▶ [What you have to do]:
Write out each line of the material again, word for word.

Data entries:
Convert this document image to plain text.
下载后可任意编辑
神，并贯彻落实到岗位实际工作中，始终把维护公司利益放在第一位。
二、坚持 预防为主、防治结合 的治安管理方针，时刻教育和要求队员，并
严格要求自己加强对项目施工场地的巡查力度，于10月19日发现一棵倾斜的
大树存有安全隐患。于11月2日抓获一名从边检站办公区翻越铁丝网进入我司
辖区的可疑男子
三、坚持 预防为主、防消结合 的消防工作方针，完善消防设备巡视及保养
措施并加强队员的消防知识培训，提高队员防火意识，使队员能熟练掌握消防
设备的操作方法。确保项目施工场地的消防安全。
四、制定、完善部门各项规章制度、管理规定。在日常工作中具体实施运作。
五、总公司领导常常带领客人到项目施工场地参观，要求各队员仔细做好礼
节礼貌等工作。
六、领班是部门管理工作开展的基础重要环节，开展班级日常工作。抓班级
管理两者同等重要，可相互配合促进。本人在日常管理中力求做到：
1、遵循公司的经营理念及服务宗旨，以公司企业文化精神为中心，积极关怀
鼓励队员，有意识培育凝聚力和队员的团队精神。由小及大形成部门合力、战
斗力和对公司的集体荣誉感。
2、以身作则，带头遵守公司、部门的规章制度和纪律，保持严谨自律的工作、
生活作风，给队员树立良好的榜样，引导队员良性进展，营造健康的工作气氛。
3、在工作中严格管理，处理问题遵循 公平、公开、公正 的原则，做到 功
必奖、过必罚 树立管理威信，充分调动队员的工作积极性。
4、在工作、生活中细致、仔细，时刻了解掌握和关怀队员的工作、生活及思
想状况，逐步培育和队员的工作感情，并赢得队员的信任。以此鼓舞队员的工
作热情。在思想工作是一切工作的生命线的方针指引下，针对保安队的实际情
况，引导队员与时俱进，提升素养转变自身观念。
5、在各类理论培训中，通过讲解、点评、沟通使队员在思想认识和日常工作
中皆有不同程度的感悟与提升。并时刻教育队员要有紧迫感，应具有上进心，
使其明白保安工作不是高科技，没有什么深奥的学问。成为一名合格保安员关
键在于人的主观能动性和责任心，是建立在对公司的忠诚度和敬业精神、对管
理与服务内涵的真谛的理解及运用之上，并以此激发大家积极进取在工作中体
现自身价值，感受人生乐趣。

▶ [Result]:
Convert this document image to plain text.
下载后可任意编辑
神，并贯彻落实到岗位实际工作中，始终把维护公司利益放在第一位。
二、坚持 预防为主、防治结合 的治安管理方针，时刻教育和要求队员，并
严格要求自己加强对项目施工场地的巡查力度，于10月19日发现一棵倾斜的
大树存有安全隐患。于11月2日抓获一名从边检站办公区翻越铁丝网进入我司
辖区的可疑男子
三、坚持 预防为主、防消结合 的消防工作方针，完善消防设备巡视及保养
措施并加强队员的消防知识培训，提高队员防火意识，使队员能熟练掌握消防
设备的操作方法。确保项目施工场地的消防安全。
四、制定、完善部门各项规章制度、管理规定。在日常工作中具体实施运作。
五、总公司领导常常带领客人到项目施工场地参观，要求各队员仔细做好礼
节礼貌等工作。
六、领班是部门管理工作开展的基础重要环节，开展班级日常工作。抓班级
管理两者同等重要，可相互配合促进。本人在日常管理中力求做到：
1、遵循公司的经营理念及服务宗旨，以公司企业文化精神为中心，积极关怀
鼓励队员，有意识培育凝聚力和队员的团队精神。由小及大形成部门合力、战
斗力和对公司的集体荣誉感。
2、以身作则，带头遵守公司、部门的规章制度和纪律，保持严谨自律的工作、
生活作风，给队员树立良好的榜样，引导队员良性进展，营造健康的工作气氛。
3、在工作中严格管理，处理问题遵循 公平、公开、公正 的原则，做到 功
必奖、过必罚 树立管理威信，充分调动队员的工作积极性。
4、在工作、生活中细致、仔细，时刻了解掌握和关怀队员的工作、生活及思
想状况，逐步培育和队员的工作感情，并赢得队员的信任。以此鼓舞队员的工
作热情。在思想工作是一切工作的生命线的方针指引下，针对保安队的实际情
况，引导队员与时俱进，提升素养转变自身观念。
5、在各类理论培训中，通过讲解、点评、沟通使队员在思想认识和日常工作
中皆有不同程度的感悟与提升。并时刻教育队员要有紧迫感，应具有上进心，
使其明白保安工作不是高科技，没有什么深奥的学问。成为一名合格保安员关
键在于人的主观能动性和责任心，是建立在对公司的忠诚度和敬业精神、对管
理与服务内涵的真谛的理解及运用之上，并以此激发大家积极进取在工作中体
现自身价值，感受人生乐趣。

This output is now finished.